:: Box annotation data ::
|---|
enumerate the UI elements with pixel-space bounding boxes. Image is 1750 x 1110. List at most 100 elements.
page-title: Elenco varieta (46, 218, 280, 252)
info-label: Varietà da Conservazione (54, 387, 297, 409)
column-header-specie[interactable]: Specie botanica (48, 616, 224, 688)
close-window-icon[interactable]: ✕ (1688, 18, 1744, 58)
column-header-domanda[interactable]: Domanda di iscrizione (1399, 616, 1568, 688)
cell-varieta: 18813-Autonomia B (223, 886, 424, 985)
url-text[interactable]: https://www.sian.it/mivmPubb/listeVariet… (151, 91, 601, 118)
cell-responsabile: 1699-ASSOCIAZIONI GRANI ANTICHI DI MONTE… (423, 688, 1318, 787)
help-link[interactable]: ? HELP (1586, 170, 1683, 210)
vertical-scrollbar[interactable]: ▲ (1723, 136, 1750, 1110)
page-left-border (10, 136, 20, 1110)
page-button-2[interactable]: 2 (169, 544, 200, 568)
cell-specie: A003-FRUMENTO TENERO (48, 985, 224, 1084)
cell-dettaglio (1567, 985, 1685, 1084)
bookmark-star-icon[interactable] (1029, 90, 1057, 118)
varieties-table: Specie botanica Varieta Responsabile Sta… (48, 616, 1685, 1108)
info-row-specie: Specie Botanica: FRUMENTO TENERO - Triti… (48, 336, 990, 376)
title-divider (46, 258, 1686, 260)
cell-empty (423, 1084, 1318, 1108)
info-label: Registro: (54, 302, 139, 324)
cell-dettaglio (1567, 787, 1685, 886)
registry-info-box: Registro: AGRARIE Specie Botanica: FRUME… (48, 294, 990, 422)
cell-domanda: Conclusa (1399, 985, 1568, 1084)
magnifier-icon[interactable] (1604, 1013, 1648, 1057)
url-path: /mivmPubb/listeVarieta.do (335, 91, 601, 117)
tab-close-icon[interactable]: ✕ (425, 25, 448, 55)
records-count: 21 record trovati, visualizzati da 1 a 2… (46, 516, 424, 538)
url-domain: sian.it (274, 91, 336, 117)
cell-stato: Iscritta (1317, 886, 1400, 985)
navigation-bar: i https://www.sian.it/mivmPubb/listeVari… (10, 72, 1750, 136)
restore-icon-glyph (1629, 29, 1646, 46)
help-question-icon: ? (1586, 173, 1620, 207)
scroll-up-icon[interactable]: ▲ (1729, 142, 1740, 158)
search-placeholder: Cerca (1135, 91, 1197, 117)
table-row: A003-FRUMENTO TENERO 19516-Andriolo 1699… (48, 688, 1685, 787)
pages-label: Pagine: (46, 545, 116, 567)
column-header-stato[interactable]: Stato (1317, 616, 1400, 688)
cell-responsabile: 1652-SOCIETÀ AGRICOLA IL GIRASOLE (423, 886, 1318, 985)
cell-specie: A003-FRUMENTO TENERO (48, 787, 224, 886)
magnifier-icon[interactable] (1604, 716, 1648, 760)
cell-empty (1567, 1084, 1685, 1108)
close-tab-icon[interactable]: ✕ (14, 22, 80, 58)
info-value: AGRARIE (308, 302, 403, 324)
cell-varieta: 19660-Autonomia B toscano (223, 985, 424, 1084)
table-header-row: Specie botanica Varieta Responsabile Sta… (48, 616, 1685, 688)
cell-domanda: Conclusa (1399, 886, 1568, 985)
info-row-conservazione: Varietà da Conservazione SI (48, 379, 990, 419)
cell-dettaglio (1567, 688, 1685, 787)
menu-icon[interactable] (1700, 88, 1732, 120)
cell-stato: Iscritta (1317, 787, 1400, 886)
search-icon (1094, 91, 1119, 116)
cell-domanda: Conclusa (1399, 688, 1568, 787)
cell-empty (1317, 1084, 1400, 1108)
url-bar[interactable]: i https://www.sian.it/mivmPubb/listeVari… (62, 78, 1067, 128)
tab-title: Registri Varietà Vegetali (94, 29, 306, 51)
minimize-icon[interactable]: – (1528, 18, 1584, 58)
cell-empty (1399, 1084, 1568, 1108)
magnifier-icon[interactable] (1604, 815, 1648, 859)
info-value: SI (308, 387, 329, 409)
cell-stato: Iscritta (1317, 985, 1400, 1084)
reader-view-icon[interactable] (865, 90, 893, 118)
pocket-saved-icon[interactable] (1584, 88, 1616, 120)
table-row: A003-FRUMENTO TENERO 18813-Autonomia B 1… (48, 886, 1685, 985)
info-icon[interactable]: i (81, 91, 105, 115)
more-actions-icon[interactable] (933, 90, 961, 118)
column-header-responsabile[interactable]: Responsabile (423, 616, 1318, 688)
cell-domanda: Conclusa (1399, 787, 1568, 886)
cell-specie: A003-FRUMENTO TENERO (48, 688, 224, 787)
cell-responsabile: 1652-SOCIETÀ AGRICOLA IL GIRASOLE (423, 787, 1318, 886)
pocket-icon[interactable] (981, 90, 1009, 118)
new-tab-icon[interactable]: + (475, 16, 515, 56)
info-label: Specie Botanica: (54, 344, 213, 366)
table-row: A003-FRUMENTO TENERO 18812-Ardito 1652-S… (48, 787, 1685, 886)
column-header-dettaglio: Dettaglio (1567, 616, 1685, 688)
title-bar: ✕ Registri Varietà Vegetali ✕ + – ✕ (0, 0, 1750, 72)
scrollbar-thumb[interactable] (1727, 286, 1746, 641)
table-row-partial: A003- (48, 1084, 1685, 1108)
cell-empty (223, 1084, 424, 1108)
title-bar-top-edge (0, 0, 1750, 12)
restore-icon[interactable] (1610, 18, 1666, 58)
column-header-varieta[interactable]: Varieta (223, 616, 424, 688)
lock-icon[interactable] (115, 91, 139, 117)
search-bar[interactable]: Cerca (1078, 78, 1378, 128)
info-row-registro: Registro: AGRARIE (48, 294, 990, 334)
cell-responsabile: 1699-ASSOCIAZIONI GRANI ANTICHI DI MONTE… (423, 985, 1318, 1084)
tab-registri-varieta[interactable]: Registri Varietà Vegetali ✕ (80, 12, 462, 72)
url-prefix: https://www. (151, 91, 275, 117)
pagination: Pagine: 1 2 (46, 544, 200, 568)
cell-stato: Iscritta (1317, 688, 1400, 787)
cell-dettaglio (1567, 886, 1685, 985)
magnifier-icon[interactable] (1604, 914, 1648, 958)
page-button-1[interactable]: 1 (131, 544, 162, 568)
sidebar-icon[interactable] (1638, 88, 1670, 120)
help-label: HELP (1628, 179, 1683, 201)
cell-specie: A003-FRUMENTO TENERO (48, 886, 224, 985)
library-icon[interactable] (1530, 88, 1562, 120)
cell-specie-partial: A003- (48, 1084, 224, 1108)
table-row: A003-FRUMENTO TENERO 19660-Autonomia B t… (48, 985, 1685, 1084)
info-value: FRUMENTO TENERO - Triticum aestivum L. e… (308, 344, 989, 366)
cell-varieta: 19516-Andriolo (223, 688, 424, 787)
|---|
:: Exercise ::
Lay out the lines of the material above as a numbered list, leaving out any blank lines and covering every record.

:: Output for this exercise ::
1. enumerate the UI elements with pixel-space bounding boxes. Image is 1750 x 1110. List at most 100 elements.
2. page-title: Elenco varieta (46, 218, 280, 252)
3. info-label: Varietà da Conservazione (54, 387, 297, 409)
4. column-header-specie[interactable]: Specie botanica (48, 616, 224, 688)
5. close-window-icon[interactable]: ✕ (1688, 18, 1744, 58)
6. column-header-domanda[interactable]: Domanda di iscrizione (1399, 616, 1568, 688)
7. cell-varieta: 18813-Autonomia B (223, 886, 424, 985)
8. url-text[interactable]: https://www.sian.it/mivmPubb/listeVariet… (151, 91, 601, 118)
9. cell-responsabile: 1699-ASSOCIAZIONI GRANI ANTICHI DI MONTE… (423, 688, 1318, 787)
10. help-link[interactable]: ? HELP (1586, 170, 1683, 210)
11. vertical-scrollbar[interactable]: ▲ (1723, 136, 1750, 1110)
12. page-left-border (10, 136, 20, 1110)
13. page-button-2[interactable]: 2 (169, 544, 200, 568)
14. cell-specie: A003-FRUMENTO TENERO (48, 985, 224, 1084)
15. cell-dettaglio (1567, 985, 1685, 1084)
16. bookmark-star-icon[interactable] (1029, 90, 1057, 118)
17. varieties-table: Specie botanica Varieta Responsabile Sta… (48, 616, 1685, 1108)
18. info-row-specie: Specie Botanica: FRUMENTO TENERO - Triti… (48, 336, 990, 376)
19. title-divider (46, 258, 1686, 260)
20. cell-empty (423, 1084, 1318, 1108)
21. info-label: Registro: (54, 302, 139, 324)
22. cell-dettaglio (1567, 787, 1685, 886)
23. registry-info-box: Registro: AGRARIE Specie Botanica: FRUME… (48, 294, 990, 422)
24. cell-domanda: Conclusa (1399, 985, 1568, 1084)
25. magnifier-icon[interactable] (1604, 1013, 1648, 1057)
26. url-path: /mivmPubb/listeVarieta.do (335, 91, 601, 117)
27. tab-close-icon[interactable]: ✕ (425, 25, 448, 55)
28. records-count: 21 record trovati, visualizzati da 1 a 2… (46, 516, 424, 538)
29. url-domain: sian.it (274, 91, 336, 117)
30. cell-stato: Iscritta (1317, 886, 1400, 985)
31. navigation-bar: i https://www.sian.it/mivmPubb/listeVari… (10, 72, 1750, 136)
32. restore-icon-glyph (1629, 29, 1646, 46)
33. help-question-icon: ? (1586, 173, 1620, 207)
34. scroll-up-icon[interactable]: ▲ (1729, 142, 1740, 158)
35. search-placeholder: Cerca (1135, 91, 1197, 117)
36. table-row: A003-FRUMENTO TENERO 19516-Andriolo 1699… (48, 688, 1685, 787)
37. pages-label: Pagine: (46, 545, 116, 567)
38. column-header-stato[interactable]: Stato (1317, 616, 1400, 688)
39. cell-responsabile: 1652-SOCIETÀ AGRICOLA IL GIRASOLE (423, 886, 1318, 985)
40. cell-specie: A003-FRUMENTO TENERO (48, 787, 224, 886)
41. magnifier-icon[interactable] (1604, 716, 1648, 760)
42. cell-empty (1567, 1084, 1685, 1108)
43. close-tab-icon[interactable]: ✕ (14, 22, 80, 58)
44. info-value: AGRARIE (308, 302, 403, 324)
45. cell-varieta: 19660-Autonomia B toscano (223, 985, 424, 1084)
46. table-header-row: Specie botanica Varieta Responsabile Sta… (48, 616, 1685, 688)
47. cell-domanda: Conclusa (1399, 886, 1568, 985)
48. info-row-conservazione: Varietà da Conservazione SI (48, 379, 990, 419)
49. cell-dettaglio (1567, 688, 1685, 787)
50. menu-icon[interactable] (1700, 88, 1732, 120)
51. cell-stato: Iscritta (1317, 787, 1400, 886)
52. search-icon (1094, 91, 1119, 116)
53. cell-domanda: Conclusa (1399, 688, 1568, 787)
54. cell-empty (1317, 1084, 1400, 1108)
55. url-bar[interactable]: i https://www.sian.it/mivmPubb/listeVari… (62, 78, 1067, 128)
56. tab-title: Registri Varietà Vegetali (94, 29, 306, 51)
57. minimize-icon[interactable]: – (1528, 18, 1584, 58)
58. cell-empty (1399, 1084, 1568, 1108)
59. magnifier-icon[interactable] (1604, 815, 1648, 859)
60. info-value: SI (308, 387, 329, 409)
61. cell-stato: Iscritta (1317, 985, 1400, 1084)
62. reader-view-icon[interactable] (865, 90, 893, 118)
63. pocket-saved-icon[interactable] (1584, 88, 1616, 120)
64. table-row: A003-FRUMENTO TENERO 18813-Autonomia B 1… (48, 886, 1685, 985)
65. info-icon[interactable]: i (81, 91, 105, 115)
66. more-actions-icon[interactable] (933, 90, 961, 118)
67. column-header-responsabile[interactable]: Responsabile (423, 616, 1318, 688)
68. cell-domanda: Conclusa (1399, 787, 1568, 886)
69. cell-specie: A003-FRUMENTO TENERO (48, 688, 224, 787)
70. cell-responsabile: 1652-SOCIETÀ AGRICOLA IL GIRASOLE (423, 787, 1318, 886)
71. pocket-icon[interactable] (981, 90, 1009, 118)
72. new-tab-icon[interactable]: + (475, 16, 515, 56)
73. info-label: Specie Botanica: (54, 344, 213, 366)
74. table-row: A003-FRUMENTO TENERO 18812-Ardito 1652-S… (48, 787, 1685, 886)
75. column-header-dettaglio: Dettaglio (1567, 616, 1685, 688)
76. title-bar: ✕ Registri Varietà Vegetali ✕ + – ✕ (0, 0, 1750, 72)
77. scrollbar-thumb[interactable] (1727, 286, 1746, 641)
78. table-row-partial: A003- (48, 1084, 1685, 1108)
79. cell-empty (223, 1084, 424, 1108)
80. title-bar-top-edge (0, 0, 1750, 12)
81. restore-icon[interactable] (1610, 18, 1666, 58)
82. column-header-varieta[interactable]: Varieta (223, 616, 424, 688)
83. lock-icon[interactable] (115, 91, 139, 117)
84. search-bar[interactable]: Cerca (1078, 78, 1378, 128)
85. info-row-registro: Registro: AGRARIE (48, 294, 990, 334)
86. cell-responsabile: 1699-ASSOCIAZIONI GRANI ANTICHI DI MONTE… (423, 985, 1318, 1084)
87. tab-registri-varieta[interactable]: Registri Varietà Vegetali ✕ (80, 12, 462, 72)
88. url-prefix: https://www. (151, 91, 275, 117)
89. pagination: Pagine: 1 2 (46, 544, 200, 568)
90. cell-stato: Iscritta (1317, 688, 1400, 787)
91. cell-dettaglio (1567, 886, 1685, 985)
92. magnifier-icon[interactable] (1604, 914, 1648, 958)
93. page-button-1[interactable]: 1 (131, 544, 162, 568)
94. sidebar-icon[interactable] (1638, 88, 1670, 120)
95. help-label: HELP (1628, 179, 1683, 201)
96. cell-specie: A003-FRUMENTO TENERO (48, 886, 224, 985)
97. library-icon[interactable] (1530, 88, 1562, 120)
98. cell-specie-partial: A003- (48, 1084, 224, 1108)
99. table-row: A003-FRUMENTO TENERO 19660-Autonomia B t… (48, 985, 1685, 1084)
100. info-value: FRUMENTO TENERO - Triticum aestivum L. e… (308, 344, 989, 366)
101. cell-varieta: 19516-Andriolo (223, 688, 424, 787)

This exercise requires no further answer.